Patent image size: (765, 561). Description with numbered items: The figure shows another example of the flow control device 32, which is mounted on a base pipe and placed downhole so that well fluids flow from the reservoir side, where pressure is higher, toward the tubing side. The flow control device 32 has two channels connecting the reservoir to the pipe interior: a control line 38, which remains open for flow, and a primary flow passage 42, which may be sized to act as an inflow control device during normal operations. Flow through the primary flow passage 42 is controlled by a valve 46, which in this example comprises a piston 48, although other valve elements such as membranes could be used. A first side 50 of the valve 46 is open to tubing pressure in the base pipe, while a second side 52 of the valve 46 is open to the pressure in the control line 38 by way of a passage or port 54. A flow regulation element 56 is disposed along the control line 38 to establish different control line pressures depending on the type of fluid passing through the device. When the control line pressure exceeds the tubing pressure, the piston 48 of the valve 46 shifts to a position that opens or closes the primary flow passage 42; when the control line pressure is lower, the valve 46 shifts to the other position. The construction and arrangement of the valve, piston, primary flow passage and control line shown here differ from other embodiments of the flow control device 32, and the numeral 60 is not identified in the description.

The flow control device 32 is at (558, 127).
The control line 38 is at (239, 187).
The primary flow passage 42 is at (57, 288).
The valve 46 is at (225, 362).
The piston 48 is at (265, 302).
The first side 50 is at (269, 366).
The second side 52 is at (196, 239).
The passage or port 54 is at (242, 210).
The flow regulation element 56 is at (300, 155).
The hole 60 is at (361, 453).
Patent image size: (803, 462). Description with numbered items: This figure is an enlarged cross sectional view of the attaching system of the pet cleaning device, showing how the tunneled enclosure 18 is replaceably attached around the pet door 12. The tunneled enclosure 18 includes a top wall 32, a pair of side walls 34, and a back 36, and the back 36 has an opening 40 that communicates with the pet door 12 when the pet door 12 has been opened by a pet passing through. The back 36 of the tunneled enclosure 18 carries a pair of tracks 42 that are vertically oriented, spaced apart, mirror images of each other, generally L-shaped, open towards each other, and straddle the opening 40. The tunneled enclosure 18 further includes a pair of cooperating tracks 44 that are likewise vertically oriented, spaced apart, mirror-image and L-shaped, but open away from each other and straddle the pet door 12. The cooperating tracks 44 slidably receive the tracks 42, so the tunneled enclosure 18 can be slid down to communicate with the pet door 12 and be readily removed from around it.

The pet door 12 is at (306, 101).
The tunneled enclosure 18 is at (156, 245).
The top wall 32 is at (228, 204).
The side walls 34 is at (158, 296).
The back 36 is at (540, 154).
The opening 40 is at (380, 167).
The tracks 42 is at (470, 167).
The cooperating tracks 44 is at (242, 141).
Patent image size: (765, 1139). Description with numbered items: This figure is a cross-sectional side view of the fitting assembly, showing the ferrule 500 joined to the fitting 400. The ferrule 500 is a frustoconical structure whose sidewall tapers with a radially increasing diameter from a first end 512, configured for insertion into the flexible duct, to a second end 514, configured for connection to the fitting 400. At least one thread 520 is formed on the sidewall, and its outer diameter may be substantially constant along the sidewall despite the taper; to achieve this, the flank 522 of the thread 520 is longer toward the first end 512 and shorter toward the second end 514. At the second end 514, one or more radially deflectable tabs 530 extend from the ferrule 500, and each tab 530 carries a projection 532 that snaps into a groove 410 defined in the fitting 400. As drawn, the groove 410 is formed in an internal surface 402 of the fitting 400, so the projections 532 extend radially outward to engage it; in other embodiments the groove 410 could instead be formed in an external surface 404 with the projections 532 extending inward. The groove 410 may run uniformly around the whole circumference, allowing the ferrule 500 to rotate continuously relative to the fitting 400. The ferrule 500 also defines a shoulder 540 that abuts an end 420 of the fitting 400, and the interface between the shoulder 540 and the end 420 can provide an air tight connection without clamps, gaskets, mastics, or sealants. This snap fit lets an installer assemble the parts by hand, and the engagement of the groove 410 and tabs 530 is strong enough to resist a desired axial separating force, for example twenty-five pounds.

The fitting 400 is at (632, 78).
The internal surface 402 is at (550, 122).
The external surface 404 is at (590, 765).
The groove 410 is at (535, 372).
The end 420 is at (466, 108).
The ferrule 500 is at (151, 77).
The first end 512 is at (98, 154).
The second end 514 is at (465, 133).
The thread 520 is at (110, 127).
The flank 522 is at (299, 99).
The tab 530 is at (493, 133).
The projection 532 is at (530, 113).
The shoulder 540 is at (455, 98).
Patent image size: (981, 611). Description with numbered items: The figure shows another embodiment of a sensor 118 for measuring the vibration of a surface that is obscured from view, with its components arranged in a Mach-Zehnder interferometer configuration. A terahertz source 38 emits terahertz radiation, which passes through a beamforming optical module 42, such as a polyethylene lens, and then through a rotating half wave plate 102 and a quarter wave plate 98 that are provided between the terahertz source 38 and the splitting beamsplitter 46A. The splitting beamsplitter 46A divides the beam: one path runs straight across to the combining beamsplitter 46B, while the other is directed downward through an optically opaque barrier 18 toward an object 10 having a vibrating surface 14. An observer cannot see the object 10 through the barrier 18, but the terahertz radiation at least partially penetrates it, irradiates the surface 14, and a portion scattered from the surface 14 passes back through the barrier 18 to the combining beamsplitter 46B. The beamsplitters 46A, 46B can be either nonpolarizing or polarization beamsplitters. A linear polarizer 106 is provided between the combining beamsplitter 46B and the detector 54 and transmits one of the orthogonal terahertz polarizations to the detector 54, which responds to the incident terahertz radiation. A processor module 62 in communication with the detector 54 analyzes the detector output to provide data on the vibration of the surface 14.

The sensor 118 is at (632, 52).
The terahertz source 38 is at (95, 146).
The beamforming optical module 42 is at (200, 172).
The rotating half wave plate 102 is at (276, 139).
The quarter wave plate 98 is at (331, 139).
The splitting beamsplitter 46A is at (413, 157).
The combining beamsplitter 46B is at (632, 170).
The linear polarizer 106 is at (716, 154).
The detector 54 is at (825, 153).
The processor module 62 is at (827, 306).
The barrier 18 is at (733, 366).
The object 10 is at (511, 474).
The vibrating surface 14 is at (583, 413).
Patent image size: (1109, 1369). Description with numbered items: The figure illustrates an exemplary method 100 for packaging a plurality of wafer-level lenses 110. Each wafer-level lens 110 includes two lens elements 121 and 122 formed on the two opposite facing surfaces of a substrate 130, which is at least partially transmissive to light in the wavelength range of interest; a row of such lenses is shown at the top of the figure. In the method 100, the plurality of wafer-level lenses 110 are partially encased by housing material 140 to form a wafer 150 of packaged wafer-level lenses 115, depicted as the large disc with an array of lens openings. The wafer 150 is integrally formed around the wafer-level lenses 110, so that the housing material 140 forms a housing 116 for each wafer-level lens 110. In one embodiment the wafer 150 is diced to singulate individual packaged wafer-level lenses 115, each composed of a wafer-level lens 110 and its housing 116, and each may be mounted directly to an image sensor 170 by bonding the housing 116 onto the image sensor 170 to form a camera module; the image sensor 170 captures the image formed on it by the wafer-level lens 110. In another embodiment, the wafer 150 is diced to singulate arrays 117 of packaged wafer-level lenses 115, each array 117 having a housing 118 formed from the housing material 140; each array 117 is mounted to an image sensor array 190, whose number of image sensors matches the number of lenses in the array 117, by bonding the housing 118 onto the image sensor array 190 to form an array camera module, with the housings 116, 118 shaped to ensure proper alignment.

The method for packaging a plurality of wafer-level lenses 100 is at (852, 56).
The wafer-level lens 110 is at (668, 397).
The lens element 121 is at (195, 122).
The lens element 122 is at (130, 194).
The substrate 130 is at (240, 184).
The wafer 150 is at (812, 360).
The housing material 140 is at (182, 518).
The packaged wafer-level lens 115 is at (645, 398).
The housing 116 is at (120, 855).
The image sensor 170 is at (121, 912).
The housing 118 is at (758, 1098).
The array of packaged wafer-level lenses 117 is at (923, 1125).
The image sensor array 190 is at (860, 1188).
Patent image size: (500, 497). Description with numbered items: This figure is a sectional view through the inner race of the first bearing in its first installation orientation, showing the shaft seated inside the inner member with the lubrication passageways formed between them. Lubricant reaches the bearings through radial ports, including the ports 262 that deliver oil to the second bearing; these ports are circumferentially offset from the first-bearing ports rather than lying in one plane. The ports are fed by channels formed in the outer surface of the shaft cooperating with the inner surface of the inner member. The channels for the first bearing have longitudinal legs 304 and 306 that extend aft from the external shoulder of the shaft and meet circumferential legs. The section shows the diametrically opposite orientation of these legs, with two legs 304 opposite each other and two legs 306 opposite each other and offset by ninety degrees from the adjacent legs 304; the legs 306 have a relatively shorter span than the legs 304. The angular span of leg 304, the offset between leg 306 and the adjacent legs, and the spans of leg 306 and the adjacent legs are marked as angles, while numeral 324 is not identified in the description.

*The request:* Echo back the lines of the records starting with the line that contains "Patent image size: (803, 462)." and going on through the line that contains "The tunneled enclosure 18 is at (156, 245).", exactly as they appear.

*Result of this exercise:*
Patent image size: (803, 462). Description with numbered items: This figure is an enlarged cross sectional view of the attaching system of the pet cleaning device, showing how the tunneled enclosure 18 is replaceably attached around the pet door 12. The tunneled enclosure 18 includes a top wall 32, a pair of side walls 34, and a back 36, and the back 36 has an opening 40 that communicates with the pet door 12 when the pet door 12 has been opened by a pet passing through. The back 36 of the tunneled enclosure 18 carries a pair of tracks 42 that are vertically oriented, spaced apart, mirror images of each other, generally L-shaped, open towards each other, and straddle the opening 40. The tunneled enclosure 18 further includes a pair of cooperating tracks 44 that are likewise vertically oriented, spaced apart, mirror-image and L-shaped, but open away from each other and straddle the pet door 12. The cooperating tracks 44 slidably receive the tracks 42, so the tunneled enclosure 18 can be slid down to communicate with the pet door 12 and be readily removed from around it.

The pet door 12 is at (306, 101).
The tunneled enclosure 18 is at (156, 245).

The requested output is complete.